> [STATED TASK A] In the mantis ooth thread, what kind of ooth did agent A get in February, and from where?
> [STATED TASK B] List every username shown as a post author in the mantis ooth thread.
> [STATED TASK C] Write the next part of the mantis ooth thread, picking up after its final post.

# Is this ooth already hatched??



## agent A (Apr 22, 2012)

hello all, so in february i got a mantis religiosa ooth from mantisplace

it's looked suspicious all along

i took it out of diapause the other day, and took a pic

i am NOT saying rebecca would intentionally send anyone a hatched ooth, but since they are collected from outside it might be possible a hatched ooth was grabbed

so here is the pic, some of the zipper is lifted up for whatever reason which makes me suspect it hatched







thanx


----------



## brancsikia339 (Apr 22, 2012)

it looks hatched


----------



## MantidLord (Apr 22, 2012)

You can always slice a small portion open and check. But it looks hatched.


----------



## mkayum (Apr 22, 2012)

Looks hatched. But just keep it to see if it hatches.


----------



## CoolMantid (Apr 22, 2012)

The zipper sometimes lifts up while in diapause. I would still incubate it


----------



## gripen (Apr 22, 2012)

Hertarem45 said:


> The zipper sometimes lifts up while in diapause. I would still incubate it


I have never heard of that.


----------



## happy1892 (Apr 22, 2012)

Parasitic wasps? Look at this. Maybe they do not kill all of the nymphs.


----------



## CoolMantid (Apr 22, 2012)

gripen said:


> I have never heard of that.

> [PROVIDED MATERIAL]
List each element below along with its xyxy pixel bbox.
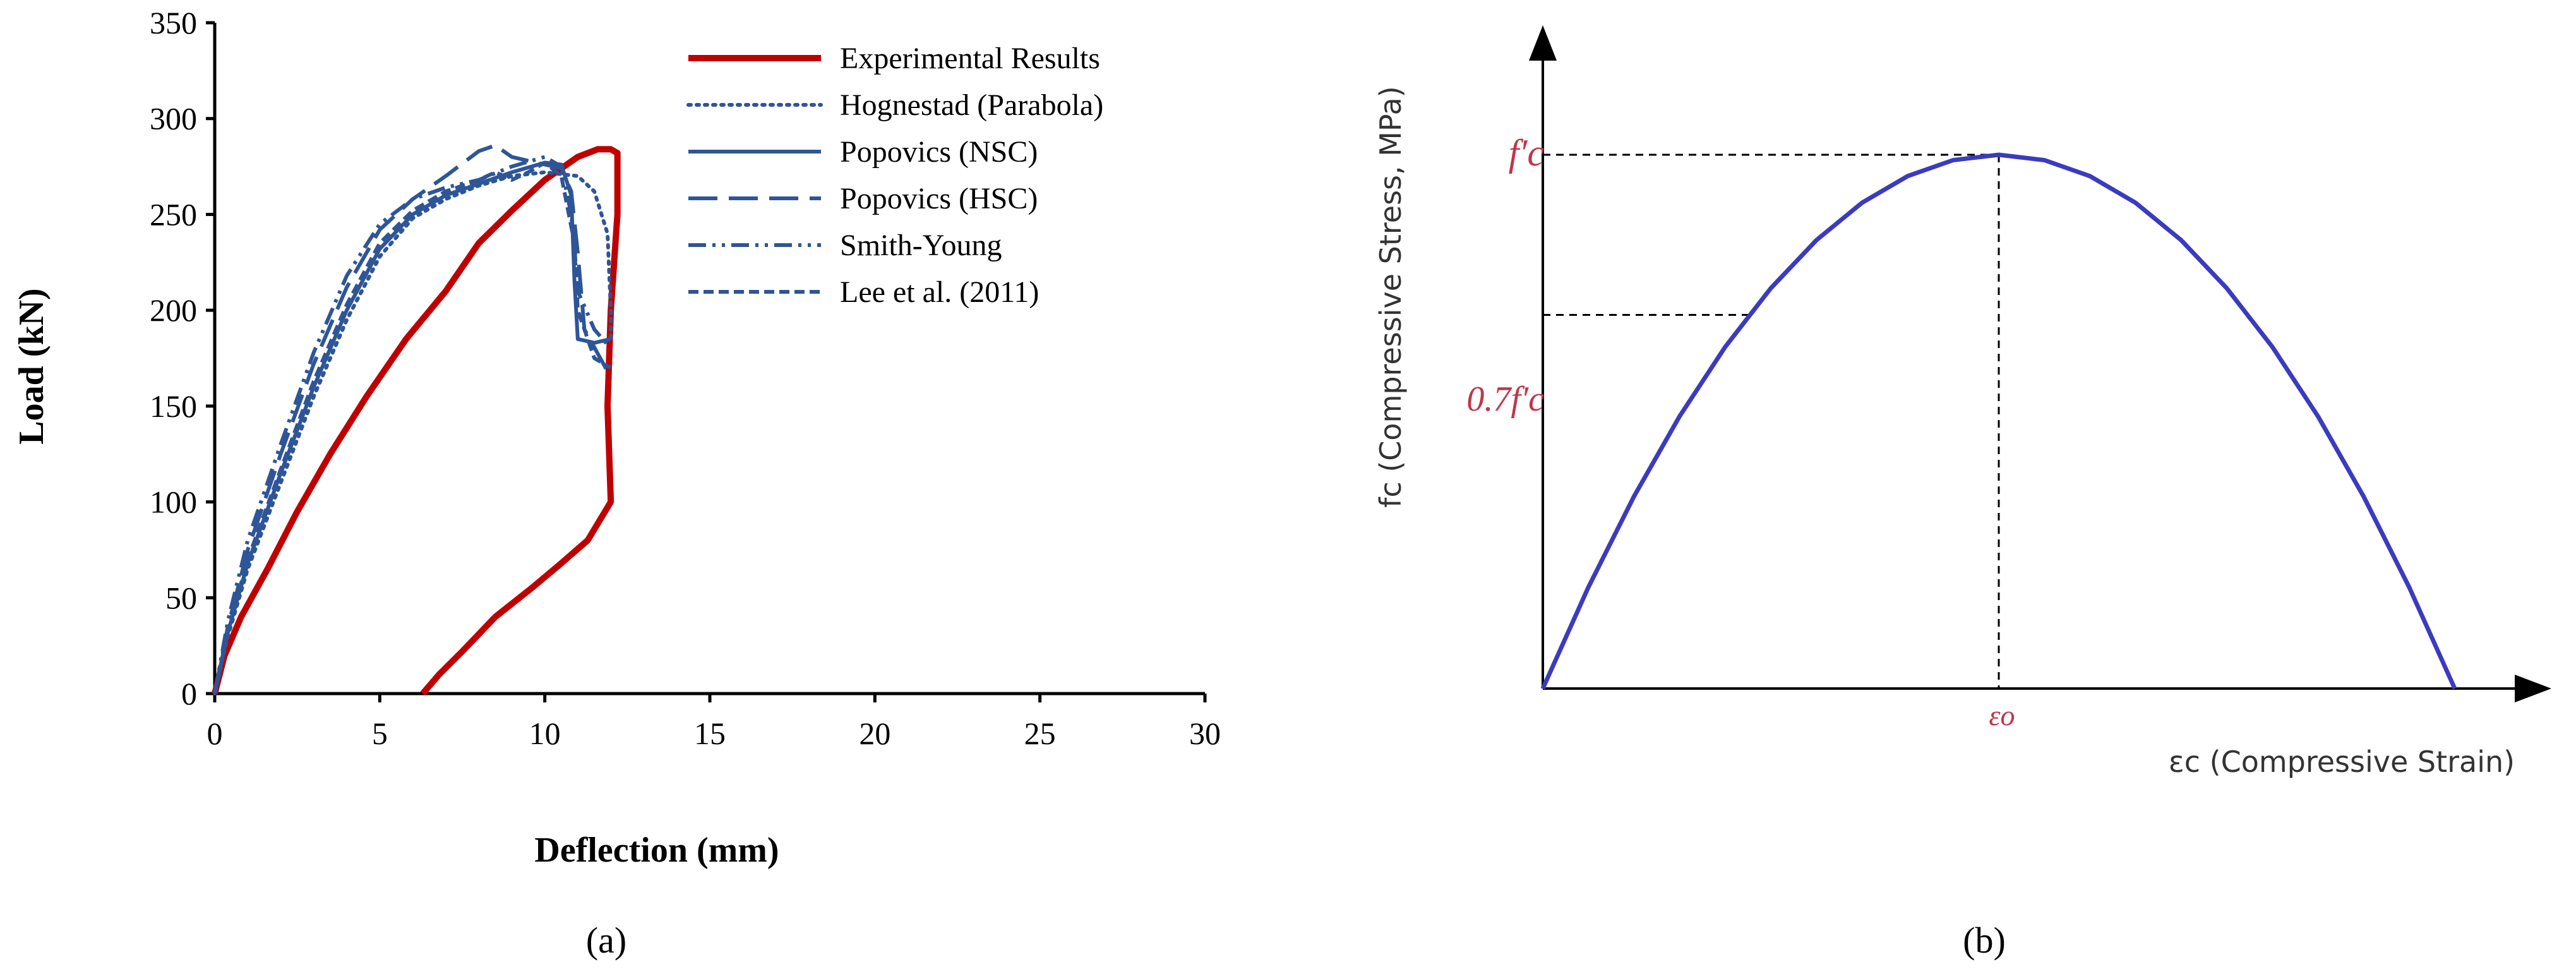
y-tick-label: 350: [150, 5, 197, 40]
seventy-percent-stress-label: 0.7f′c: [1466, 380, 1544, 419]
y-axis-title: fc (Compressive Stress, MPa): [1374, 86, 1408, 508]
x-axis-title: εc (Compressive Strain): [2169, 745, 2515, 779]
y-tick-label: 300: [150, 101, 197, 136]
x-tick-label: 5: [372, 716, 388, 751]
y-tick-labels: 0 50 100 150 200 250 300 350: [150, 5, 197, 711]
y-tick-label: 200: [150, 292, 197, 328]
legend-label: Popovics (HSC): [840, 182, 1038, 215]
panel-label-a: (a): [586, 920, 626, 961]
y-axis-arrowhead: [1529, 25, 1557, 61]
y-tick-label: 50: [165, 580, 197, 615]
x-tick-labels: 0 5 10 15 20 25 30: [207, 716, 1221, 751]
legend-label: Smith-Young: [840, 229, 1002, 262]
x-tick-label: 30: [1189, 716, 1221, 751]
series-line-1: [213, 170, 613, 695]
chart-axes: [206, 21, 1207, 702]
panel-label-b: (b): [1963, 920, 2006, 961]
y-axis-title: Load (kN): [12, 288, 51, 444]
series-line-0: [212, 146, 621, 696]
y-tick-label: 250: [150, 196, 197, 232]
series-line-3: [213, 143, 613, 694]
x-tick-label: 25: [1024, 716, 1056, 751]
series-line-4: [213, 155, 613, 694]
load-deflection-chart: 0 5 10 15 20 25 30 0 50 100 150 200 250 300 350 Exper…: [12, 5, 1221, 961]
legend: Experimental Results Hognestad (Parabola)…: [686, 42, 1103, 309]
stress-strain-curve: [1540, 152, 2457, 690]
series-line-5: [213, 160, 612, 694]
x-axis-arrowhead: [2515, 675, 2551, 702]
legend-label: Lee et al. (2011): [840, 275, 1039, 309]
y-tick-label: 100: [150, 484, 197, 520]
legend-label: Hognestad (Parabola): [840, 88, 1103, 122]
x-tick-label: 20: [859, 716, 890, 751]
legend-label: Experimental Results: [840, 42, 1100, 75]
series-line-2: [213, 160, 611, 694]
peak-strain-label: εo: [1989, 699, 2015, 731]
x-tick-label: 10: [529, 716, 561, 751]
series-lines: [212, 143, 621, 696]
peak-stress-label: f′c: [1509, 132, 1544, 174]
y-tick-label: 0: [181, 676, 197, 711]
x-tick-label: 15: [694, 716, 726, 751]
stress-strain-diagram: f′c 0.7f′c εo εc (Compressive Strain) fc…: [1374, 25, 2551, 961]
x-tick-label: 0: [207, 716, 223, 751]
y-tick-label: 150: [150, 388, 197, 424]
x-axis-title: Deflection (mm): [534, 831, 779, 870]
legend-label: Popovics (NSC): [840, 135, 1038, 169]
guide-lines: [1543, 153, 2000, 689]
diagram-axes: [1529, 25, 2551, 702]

> [EXERCISE ANSWER A] A Mantis religiosa ooth from mantisplace.

> [EXERCISE ANSWER B] agent A, brancsikia339, MantidLord, mkayum, CoolMantid, gripen, happy1892

> [EXERCISE ANSWER C]
Carey told me it sometimes happens for the egg sack to "breathe"


----------



## Termite48 (Apr 22, 2012)

The outside appearance does not show clearly that it has hatched. In fact this look was also present on my last Orchid ooth which hatched. When storing during diapause one must be careful not to leave it accessible to other insects that can bore into the ooth.


----------



## Rick (Apr 23, 2012)

It does resemble a hatched ooth, but like someone said I have seen that portion "lifted" on an unhatched ooth some of the time. Parasitic wasps often leave small round holes in the side of the ooth.


----------



## hibiscusmile (Apr 23, 2012)

They are wild caught, but cut it, it will have eggs inside.


----------



## agent A (Apr 23, 2012)

hibiscusmile said:


> They are wild caught, but cut it, it will have eggs inside.


i'll take your word for it


----------



## hibiscusmile (Apr 23, 2012)

hummm, if so, why did u ask? I do lookie at them  for I send them u know, my eyes are not that bad! :lol: :whistling:


----------



## hibiscusmile (Apr 23, 2012)

hey A, what was the date on it? I noticed you said in feb, so by now, unless it was the very end of feb, it should be hatching soon.


----------



## agent A (Apr 24, 2012)

hibiscusmile said:


> hey A, what was the date on it? I noticed you said in feb, so by now, unless it was the very end of feb, it should be hatching soon.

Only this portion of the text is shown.